-- Begin PROVIDED MATERIAL --

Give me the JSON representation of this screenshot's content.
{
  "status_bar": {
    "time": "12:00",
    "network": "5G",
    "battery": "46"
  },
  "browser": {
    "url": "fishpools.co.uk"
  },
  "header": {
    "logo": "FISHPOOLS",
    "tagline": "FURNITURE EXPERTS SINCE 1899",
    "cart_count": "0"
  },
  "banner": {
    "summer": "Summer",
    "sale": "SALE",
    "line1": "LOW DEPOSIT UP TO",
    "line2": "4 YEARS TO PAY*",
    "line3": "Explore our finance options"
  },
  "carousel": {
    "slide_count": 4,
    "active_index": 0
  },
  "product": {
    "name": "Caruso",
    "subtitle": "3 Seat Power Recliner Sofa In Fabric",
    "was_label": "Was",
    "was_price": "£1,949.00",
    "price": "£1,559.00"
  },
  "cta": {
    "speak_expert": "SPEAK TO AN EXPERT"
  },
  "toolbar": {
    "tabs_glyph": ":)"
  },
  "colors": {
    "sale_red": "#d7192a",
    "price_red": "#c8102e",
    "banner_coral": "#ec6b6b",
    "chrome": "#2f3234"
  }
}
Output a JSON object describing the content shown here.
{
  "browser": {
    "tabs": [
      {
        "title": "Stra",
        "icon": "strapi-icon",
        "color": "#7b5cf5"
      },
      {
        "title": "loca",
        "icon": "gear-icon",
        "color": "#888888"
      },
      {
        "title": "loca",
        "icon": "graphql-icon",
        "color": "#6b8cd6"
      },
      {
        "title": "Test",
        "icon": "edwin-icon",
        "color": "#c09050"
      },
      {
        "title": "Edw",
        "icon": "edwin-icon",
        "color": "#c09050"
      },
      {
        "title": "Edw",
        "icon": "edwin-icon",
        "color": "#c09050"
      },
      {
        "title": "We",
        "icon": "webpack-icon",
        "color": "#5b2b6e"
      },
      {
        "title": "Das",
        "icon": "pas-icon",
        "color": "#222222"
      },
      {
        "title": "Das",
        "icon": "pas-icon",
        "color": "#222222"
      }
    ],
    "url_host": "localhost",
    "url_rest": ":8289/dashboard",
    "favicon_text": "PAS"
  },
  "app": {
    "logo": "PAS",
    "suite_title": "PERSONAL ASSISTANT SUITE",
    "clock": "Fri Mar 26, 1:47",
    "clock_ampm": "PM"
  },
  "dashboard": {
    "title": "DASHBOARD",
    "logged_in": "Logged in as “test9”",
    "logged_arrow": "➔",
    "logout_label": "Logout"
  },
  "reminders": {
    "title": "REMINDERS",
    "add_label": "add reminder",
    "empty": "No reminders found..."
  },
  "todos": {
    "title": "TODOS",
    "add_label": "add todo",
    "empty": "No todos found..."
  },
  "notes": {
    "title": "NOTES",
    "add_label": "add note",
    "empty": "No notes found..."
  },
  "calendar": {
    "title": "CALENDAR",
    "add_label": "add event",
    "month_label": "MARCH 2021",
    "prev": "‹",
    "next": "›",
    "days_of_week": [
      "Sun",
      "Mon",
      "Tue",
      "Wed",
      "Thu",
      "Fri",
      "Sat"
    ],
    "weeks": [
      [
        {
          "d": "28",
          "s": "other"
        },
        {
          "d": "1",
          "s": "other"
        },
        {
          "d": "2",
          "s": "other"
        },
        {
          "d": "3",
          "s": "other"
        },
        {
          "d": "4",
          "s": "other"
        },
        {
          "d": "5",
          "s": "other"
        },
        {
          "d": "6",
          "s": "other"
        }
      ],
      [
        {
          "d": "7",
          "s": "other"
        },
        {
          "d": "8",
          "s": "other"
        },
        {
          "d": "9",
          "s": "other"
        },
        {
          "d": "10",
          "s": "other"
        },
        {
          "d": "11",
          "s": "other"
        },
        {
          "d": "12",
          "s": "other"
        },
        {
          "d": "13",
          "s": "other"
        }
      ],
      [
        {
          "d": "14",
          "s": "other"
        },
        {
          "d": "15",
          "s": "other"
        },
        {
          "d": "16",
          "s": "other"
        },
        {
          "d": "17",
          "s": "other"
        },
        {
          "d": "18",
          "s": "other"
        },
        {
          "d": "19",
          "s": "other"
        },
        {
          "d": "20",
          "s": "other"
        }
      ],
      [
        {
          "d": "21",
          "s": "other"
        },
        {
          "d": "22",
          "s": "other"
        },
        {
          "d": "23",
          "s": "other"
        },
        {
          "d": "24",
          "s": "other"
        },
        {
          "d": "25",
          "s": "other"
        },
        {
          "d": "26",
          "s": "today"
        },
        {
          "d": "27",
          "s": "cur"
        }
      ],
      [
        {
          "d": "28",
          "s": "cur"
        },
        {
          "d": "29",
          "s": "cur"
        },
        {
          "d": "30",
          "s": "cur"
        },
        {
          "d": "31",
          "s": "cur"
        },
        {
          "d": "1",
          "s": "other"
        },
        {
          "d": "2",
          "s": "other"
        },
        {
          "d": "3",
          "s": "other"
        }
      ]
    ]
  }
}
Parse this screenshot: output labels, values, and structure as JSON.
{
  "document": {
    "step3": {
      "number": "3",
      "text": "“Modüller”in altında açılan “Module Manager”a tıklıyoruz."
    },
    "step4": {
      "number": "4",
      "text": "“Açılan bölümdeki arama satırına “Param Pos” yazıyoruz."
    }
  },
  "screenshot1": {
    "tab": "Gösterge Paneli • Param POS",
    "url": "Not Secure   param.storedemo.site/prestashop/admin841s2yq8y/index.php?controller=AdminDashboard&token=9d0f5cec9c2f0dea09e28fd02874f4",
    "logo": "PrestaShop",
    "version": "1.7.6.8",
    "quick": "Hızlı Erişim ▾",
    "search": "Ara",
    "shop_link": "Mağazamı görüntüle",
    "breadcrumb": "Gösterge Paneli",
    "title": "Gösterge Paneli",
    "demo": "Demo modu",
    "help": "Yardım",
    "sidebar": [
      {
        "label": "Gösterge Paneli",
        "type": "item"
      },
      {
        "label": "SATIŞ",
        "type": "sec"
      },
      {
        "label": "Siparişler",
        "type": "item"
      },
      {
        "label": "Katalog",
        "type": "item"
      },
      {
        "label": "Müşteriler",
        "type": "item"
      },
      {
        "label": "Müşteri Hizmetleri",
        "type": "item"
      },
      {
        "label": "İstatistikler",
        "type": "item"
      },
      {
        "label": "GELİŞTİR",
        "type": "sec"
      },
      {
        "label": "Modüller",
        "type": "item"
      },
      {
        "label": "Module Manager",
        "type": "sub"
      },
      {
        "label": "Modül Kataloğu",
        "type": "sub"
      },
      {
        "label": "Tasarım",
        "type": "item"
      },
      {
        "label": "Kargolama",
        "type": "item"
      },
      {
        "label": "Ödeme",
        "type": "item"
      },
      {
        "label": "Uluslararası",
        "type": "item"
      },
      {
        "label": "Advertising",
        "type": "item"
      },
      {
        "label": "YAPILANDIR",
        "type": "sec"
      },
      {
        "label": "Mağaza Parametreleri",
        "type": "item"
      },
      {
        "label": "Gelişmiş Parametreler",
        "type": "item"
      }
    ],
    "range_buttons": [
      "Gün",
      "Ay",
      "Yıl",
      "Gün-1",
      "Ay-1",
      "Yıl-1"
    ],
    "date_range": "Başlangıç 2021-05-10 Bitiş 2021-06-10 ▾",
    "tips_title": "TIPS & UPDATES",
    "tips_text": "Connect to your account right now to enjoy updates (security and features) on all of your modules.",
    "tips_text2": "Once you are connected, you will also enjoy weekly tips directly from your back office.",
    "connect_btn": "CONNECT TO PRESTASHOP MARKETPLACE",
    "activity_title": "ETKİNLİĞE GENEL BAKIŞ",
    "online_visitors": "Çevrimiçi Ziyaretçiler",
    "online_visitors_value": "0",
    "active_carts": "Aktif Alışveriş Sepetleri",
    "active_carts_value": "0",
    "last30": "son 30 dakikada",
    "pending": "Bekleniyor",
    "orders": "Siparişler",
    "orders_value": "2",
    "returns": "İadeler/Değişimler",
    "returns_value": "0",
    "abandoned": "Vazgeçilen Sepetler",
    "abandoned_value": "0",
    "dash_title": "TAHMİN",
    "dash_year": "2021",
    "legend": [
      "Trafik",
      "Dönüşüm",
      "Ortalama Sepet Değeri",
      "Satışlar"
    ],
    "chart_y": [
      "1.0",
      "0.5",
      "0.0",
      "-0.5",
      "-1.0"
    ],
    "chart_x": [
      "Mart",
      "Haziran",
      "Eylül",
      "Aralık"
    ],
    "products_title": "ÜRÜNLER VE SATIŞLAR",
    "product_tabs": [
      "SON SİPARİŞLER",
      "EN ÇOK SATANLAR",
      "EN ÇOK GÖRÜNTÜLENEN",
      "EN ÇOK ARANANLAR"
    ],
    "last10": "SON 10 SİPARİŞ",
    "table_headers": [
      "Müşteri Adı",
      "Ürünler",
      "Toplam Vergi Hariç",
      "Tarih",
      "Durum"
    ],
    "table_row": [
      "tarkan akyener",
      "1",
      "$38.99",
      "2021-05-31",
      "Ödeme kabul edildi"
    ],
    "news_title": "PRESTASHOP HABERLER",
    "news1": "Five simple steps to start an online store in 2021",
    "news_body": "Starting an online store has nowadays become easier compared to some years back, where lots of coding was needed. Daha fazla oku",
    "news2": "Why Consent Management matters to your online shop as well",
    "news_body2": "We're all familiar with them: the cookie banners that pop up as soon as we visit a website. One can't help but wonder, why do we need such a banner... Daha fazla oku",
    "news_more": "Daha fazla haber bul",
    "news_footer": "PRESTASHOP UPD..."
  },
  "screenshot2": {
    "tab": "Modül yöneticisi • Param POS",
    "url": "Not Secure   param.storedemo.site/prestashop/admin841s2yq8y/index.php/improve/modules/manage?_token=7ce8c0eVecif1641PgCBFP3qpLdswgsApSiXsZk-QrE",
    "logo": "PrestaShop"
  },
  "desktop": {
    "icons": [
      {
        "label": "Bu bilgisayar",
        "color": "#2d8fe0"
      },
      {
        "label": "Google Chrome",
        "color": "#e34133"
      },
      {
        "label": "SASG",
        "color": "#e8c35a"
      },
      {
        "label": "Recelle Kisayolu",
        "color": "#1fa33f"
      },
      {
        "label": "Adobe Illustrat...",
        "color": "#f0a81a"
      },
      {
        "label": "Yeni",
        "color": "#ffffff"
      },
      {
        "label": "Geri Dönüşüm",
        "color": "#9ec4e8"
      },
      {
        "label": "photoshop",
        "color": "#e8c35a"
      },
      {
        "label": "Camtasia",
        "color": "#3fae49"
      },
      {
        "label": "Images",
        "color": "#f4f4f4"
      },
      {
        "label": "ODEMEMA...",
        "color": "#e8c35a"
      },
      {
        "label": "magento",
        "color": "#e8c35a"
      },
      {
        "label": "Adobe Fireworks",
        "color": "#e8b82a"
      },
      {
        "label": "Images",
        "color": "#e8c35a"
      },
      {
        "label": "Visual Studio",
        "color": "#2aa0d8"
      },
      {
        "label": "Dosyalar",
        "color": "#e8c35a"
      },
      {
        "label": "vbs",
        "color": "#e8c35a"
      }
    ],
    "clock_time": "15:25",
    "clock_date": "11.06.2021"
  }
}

-- End PROVIDED MATERIAL --

- _WHAT IS ASKED_: Check each line above for "content" and return the ones that have it.

- _RESULT OF THIS TASK_:
Give me the JSON representation of this screenshot's content.
Output a JSON object describing the content shown here.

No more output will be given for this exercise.